§ Work to be completed:
Return each line that holds the word "CORRELATION".

═══

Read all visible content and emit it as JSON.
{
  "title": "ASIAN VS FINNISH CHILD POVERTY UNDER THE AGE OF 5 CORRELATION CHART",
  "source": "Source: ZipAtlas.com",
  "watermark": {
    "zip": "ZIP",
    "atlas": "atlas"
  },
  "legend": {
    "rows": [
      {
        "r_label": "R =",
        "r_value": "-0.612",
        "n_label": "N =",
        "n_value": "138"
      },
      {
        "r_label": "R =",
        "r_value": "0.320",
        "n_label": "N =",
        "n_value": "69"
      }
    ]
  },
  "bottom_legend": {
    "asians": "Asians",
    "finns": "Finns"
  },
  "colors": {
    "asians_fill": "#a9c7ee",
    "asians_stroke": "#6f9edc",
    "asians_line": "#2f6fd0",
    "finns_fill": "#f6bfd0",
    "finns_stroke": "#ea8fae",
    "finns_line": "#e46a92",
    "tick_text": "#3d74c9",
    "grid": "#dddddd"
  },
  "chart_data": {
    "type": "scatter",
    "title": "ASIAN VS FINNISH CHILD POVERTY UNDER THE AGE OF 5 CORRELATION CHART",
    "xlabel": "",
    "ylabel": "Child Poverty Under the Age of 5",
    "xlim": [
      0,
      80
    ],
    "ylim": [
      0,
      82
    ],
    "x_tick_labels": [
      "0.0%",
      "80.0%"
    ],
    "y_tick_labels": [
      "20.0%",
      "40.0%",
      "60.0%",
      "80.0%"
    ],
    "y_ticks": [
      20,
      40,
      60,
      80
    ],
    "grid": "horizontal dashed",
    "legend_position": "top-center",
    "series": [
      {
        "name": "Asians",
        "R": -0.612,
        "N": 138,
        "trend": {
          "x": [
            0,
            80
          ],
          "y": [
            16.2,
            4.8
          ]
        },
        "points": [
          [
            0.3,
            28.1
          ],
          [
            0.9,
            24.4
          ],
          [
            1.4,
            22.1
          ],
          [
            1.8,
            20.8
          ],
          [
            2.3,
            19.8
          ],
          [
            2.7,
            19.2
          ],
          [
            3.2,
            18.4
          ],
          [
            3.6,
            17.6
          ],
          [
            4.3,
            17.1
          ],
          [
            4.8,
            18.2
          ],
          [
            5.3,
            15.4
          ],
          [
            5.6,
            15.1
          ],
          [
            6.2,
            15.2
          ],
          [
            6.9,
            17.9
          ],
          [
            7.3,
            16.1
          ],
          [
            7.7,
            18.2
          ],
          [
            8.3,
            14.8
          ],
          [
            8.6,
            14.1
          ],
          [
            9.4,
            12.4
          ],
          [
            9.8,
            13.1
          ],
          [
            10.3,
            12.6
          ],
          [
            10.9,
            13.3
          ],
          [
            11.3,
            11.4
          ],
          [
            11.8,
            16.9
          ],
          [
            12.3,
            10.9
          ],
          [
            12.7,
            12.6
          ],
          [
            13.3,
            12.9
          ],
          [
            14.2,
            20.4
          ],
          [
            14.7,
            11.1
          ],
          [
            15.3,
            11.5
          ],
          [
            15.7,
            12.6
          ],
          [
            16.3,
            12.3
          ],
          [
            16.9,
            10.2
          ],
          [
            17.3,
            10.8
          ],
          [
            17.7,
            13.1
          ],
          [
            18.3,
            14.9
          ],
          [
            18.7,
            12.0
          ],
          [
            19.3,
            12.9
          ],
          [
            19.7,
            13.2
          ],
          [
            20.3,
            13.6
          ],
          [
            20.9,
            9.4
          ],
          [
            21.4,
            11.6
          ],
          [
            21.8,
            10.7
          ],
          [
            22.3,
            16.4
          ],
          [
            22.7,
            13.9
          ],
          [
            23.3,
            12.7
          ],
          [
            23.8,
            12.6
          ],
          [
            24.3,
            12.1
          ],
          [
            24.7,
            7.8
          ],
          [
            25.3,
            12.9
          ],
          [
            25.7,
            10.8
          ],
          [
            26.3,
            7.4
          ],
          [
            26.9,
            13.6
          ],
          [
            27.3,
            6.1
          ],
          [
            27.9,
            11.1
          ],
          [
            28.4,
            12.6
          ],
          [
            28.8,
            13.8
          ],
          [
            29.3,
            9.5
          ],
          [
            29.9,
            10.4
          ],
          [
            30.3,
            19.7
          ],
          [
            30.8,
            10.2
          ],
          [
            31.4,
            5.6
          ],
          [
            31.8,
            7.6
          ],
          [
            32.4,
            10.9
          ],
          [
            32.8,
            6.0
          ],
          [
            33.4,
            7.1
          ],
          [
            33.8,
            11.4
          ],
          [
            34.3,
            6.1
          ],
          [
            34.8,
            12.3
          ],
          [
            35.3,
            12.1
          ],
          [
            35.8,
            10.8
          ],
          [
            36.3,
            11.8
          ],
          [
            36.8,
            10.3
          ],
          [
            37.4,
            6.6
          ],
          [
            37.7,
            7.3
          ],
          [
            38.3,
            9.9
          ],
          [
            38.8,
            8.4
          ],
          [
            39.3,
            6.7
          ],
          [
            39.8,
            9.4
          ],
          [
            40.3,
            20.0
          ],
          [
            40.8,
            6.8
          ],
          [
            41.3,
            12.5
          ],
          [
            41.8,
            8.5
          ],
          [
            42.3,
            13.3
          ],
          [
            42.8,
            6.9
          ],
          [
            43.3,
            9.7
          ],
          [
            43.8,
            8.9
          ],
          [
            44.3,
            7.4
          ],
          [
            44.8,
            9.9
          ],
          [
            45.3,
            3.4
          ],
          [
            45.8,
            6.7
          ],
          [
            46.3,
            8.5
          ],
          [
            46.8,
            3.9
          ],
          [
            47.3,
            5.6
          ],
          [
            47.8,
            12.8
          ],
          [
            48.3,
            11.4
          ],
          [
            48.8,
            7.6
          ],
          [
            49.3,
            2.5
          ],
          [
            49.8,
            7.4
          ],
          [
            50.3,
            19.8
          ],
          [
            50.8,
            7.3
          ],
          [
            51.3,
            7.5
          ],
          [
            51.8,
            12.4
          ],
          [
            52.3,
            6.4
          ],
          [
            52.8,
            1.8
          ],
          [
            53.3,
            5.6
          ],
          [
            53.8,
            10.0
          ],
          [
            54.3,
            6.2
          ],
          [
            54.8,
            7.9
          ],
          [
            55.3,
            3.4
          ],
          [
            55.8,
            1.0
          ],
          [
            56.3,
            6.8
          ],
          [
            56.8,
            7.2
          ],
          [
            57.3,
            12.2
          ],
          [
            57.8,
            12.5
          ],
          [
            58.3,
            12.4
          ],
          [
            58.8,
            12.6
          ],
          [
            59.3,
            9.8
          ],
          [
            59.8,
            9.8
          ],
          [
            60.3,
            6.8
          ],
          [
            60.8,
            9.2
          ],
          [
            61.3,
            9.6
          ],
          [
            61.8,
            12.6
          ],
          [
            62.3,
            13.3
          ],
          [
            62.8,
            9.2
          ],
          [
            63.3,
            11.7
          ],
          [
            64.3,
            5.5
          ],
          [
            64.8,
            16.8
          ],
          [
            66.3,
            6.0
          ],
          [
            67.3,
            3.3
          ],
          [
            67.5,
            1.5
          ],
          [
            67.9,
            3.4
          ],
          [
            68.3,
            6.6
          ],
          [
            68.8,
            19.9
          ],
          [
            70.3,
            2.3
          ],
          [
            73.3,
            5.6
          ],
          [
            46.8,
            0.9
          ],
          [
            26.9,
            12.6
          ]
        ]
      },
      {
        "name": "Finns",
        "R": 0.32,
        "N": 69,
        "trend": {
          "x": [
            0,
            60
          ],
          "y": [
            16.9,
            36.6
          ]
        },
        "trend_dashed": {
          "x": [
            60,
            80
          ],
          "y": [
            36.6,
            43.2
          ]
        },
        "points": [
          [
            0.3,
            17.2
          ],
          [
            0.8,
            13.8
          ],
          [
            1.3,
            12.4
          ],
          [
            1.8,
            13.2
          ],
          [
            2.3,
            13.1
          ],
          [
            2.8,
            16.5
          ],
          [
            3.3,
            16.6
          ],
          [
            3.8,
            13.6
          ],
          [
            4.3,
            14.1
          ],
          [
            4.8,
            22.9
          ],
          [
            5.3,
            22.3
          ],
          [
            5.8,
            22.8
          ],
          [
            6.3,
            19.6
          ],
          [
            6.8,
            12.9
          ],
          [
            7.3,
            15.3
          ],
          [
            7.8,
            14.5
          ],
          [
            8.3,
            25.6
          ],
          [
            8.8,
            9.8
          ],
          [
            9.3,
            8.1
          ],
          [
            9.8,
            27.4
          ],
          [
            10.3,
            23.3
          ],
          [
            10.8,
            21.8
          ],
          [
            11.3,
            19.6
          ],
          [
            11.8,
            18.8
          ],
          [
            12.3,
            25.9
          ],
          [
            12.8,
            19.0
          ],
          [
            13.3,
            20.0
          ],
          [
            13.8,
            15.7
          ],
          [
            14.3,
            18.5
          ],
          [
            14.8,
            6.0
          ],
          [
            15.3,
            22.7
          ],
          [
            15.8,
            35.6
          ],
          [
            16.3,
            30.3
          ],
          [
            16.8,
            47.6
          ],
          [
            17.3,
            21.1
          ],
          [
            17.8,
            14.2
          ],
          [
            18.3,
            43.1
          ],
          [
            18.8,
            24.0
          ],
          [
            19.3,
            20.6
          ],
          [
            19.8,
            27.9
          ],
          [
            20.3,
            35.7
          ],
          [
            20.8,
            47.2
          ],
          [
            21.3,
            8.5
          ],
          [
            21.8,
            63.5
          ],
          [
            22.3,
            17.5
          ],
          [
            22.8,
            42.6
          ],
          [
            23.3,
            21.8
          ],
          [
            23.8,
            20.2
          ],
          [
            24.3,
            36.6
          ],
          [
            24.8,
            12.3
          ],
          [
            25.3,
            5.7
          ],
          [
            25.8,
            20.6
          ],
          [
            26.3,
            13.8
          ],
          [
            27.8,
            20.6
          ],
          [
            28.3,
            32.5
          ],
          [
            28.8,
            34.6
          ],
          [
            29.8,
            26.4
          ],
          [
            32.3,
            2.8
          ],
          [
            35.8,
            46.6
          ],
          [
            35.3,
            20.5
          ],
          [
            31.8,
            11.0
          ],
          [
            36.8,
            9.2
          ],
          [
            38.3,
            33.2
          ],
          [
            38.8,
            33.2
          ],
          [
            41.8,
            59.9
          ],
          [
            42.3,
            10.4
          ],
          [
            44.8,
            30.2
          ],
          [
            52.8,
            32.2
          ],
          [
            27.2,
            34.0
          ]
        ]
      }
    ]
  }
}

═══

§ Solution to this problem:
  "title": "ASIAN VS FINNISH CHILD POVERTY UNDER THE AGE OF 5 CORRELATION CHART",
    "title": "ASIAN VS FINNISH CHILD POVERTY UNDER THE AGE OF 5 CORRELATION CHART",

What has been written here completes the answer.